**Stated exercise**
Go through the material below and copy each line where the word "Información" appears.

— Start Material for this exercise —

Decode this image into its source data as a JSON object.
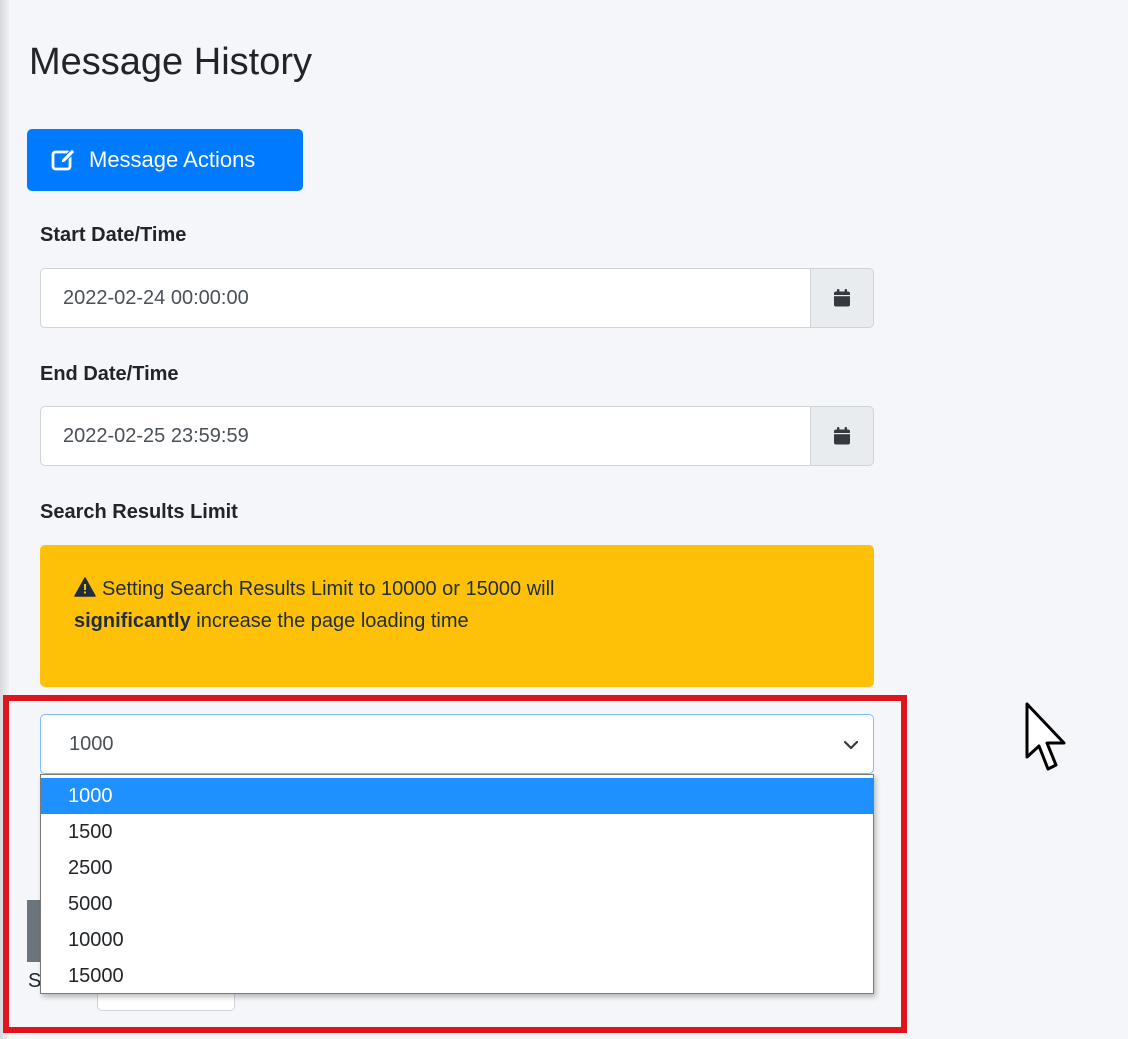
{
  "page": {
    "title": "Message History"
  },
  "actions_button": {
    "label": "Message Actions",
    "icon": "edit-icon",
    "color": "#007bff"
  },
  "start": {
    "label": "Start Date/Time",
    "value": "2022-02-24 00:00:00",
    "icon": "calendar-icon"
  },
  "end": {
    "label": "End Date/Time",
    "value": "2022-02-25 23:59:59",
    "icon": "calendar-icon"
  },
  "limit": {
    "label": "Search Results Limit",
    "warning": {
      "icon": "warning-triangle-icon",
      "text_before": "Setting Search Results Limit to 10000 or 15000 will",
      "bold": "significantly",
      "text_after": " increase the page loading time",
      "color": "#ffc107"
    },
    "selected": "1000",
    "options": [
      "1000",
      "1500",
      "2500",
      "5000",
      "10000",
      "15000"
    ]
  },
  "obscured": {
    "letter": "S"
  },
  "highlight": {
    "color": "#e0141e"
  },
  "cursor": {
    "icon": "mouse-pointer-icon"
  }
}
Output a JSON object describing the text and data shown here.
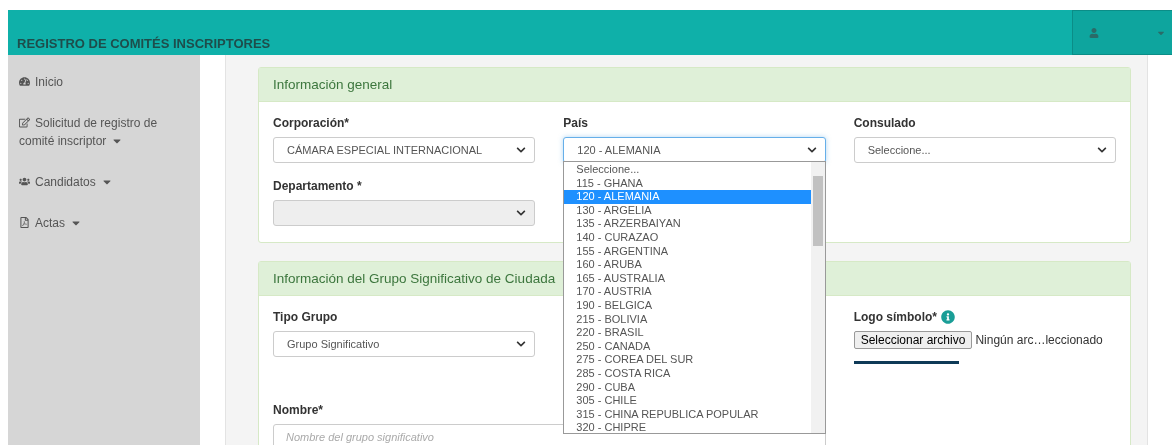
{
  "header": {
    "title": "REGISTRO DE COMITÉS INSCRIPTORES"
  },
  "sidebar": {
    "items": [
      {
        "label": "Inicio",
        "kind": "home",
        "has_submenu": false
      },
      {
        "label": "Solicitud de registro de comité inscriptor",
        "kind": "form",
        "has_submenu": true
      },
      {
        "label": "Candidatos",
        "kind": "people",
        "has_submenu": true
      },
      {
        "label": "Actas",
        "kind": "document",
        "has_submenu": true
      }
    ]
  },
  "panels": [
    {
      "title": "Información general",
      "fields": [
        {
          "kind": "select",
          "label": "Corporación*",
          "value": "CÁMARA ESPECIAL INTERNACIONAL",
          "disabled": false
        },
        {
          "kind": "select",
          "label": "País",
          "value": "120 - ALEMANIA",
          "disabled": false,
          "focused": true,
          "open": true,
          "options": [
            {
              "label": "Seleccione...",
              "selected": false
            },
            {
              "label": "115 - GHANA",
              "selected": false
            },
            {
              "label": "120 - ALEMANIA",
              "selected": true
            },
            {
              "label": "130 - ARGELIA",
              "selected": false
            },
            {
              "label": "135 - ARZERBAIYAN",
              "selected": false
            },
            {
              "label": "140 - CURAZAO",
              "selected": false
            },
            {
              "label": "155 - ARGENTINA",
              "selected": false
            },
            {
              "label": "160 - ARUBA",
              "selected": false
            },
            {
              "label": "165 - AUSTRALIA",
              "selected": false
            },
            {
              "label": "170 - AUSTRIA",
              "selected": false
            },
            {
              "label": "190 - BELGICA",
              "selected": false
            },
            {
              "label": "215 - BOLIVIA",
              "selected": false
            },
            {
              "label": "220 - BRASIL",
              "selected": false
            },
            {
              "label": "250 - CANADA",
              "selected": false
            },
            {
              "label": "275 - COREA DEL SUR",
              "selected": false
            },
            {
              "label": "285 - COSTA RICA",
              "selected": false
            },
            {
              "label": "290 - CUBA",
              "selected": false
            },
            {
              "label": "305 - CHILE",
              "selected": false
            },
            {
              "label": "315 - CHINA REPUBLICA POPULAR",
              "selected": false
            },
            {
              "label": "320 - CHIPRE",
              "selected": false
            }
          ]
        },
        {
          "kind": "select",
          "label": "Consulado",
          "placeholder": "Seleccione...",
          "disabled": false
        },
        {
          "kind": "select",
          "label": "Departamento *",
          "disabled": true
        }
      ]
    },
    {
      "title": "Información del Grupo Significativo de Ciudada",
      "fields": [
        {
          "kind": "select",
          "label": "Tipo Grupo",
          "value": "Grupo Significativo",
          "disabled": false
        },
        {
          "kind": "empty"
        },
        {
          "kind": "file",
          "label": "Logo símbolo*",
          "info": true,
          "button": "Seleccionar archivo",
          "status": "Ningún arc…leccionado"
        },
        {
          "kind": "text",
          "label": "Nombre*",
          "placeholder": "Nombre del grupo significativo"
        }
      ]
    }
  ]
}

— End Material for this exercise —

**The completed task**
      "title": "Información general",
      "title": "Información del Grupo Significativo de Ciudada",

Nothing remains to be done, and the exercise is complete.